▸ **Exercise objective**
Look for the string "JSON" in every line, and copy each line that has it.
# # #
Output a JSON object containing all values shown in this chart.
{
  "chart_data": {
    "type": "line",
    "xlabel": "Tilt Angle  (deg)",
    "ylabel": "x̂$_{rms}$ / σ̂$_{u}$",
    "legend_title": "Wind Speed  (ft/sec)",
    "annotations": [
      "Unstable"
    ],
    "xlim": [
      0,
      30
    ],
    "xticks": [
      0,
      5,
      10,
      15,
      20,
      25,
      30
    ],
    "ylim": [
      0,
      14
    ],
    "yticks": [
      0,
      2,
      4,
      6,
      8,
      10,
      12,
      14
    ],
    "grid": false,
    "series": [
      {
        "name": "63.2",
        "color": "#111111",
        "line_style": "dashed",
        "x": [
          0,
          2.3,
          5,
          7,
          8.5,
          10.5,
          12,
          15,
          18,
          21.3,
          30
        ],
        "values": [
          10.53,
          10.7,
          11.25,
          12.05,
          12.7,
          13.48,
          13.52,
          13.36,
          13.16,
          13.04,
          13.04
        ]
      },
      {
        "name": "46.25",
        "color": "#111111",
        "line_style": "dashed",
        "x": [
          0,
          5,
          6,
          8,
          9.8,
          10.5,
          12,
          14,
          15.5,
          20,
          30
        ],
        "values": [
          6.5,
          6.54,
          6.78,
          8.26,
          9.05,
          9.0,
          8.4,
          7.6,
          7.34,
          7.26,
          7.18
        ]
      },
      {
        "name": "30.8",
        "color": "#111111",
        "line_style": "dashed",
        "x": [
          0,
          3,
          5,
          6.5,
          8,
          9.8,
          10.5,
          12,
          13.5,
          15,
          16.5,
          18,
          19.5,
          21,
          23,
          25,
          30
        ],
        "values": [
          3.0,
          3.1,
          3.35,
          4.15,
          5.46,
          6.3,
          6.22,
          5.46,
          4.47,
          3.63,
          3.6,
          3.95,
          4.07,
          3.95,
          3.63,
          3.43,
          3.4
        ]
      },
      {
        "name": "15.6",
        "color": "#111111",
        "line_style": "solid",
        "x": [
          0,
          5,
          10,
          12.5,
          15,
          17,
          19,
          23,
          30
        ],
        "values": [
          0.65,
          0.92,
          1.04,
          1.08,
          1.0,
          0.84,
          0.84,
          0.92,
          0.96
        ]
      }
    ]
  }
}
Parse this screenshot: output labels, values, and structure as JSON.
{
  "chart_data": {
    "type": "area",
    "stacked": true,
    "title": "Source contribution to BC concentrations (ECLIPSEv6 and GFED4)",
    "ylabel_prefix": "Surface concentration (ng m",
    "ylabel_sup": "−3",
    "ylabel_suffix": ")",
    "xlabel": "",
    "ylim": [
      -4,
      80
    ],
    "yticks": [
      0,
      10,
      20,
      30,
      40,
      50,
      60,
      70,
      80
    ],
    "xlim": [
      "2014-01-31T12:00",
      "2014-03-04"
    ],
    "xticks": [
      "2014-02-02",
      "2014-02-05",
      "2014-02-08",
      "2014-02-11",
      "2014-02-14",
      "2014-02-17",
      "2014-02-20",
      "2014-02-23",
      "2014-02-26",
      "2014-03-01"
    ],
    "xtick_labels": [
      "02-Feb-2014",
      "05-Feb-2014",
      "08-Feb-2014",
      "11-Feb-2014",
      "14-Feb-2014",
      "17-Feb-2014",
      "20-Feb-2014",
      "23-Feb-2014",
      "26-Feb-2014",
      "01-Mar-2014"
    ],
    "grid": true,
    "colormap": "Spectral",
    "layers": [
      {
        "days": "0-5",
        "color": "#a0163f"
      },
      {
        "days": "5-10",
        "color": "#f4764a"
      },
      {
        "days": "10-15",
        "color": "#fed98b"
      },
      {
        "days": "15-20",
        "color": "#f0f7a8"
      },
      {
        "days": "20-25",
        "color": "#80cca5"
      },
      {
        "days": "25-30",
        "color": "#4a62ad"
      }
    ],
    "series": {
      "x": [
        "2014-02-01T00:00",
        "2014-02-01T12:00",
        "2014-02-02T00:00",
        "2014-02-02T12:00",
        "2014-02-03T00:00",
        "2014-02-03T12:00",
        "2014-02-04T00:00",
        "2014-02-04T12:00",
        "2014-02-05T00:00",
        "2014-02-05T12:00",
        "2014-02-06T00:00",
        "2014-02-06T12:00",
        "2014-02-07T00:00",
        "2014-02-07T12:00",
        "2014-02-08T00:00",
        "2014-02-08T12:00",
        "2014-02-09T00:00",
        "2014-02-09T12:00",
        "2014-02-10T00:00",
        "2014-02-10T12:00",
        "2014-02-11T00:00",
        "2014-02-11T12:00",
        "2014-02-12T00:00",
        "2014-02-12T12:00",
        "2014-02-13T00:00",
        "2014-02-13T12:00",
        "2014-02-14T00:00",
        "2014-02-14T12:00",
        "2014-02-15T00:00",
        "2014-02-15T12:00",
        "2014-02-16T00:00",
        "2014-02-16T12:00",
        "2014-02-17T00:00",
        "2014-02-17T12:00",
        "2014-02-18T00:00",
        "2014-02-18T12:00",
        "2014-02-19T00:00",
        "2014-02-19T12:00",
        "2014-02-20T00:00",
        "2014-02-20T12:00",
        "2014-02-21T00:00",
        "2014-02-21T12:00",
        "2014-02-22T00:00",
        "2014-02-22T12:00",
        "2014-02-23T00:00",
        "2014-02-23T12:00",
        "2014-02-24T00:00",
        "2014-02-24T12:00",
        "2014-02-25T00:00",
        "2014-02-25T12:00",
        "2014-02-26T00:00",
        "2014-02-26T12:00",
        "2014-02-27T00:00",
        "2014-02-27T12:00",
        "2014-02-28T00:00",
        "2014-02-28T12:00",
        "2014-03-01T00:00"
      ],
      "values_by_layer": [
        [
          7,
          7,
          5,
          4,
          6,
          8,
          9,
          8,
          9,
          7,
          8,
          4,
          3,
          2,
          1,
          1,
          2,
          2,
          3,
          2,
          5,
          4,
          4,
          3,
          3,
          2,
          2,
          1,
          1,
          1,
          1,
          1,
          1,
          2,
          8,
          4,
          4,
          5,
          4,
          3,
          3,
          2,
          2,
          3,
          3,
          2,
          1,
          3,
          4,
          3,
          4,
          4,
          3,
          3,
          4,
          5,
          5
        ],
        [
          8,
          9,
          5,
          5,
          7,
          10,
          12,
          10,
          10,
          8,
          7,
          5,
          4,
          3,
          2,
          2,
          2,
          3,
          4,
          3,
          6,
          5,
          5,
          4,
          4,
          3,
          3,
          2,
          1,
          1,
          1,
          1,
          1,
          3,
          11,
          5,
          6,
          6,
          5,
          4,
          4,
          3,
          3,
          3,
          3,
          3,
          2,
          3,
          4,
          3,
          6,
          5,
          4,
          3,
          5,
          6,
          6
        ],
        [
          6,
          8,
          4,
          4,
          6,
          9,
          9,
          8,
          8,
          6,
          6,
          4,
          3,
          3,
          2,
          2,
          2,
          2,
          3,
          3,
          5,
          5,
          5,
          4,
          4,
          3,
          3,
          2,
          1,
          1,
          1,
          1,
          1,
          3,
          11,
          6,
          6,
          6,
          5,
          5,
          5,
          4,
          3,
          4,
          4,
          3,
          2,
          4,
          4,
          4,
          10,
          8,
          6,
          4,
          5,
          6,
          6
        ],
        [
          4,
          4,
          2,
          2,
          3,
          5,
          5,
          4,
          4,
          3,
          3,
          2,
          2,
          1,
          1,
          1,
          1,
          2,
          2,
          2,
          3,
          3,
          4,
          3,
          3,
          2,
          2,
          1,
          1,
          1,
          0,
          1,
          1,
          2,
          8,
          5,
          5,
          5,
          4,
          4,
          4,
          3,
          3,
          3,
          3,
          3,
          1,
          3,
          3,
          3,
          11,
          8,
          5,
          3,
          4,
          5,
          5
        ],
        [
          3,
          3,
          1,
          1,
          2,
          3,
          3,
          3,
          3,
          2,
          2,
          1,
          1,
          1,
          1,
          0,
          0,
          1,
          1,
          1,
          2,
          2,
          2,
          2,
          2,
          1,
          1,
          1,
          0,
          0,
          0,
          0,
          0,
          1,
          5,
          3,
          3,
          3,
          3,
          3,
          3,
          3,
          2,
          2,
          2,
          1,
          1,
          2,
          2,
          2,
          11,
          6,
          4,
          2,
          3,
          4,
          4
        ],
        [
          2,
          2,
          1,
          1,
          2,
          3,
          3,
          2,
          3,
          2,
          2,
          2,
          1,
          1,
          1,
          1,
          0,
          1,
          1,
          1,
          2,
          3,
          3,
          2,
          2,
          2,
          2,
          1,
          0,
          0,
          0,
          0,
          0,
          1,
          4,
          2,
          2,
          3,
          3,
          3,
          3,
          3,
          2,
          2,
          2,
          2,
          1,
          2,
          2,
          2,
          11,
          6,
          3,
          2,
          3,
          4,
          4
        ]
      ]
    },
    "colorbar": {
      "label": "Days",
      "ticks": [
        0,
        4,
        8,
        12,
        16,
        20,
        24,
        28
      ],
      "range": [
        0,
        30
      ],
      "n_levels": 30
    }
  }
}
# # #
▸ **Complete answer**
Output a JSON object containing all values shown in this chart.
Parse this screenshot: output labels, values, and structure as JSON.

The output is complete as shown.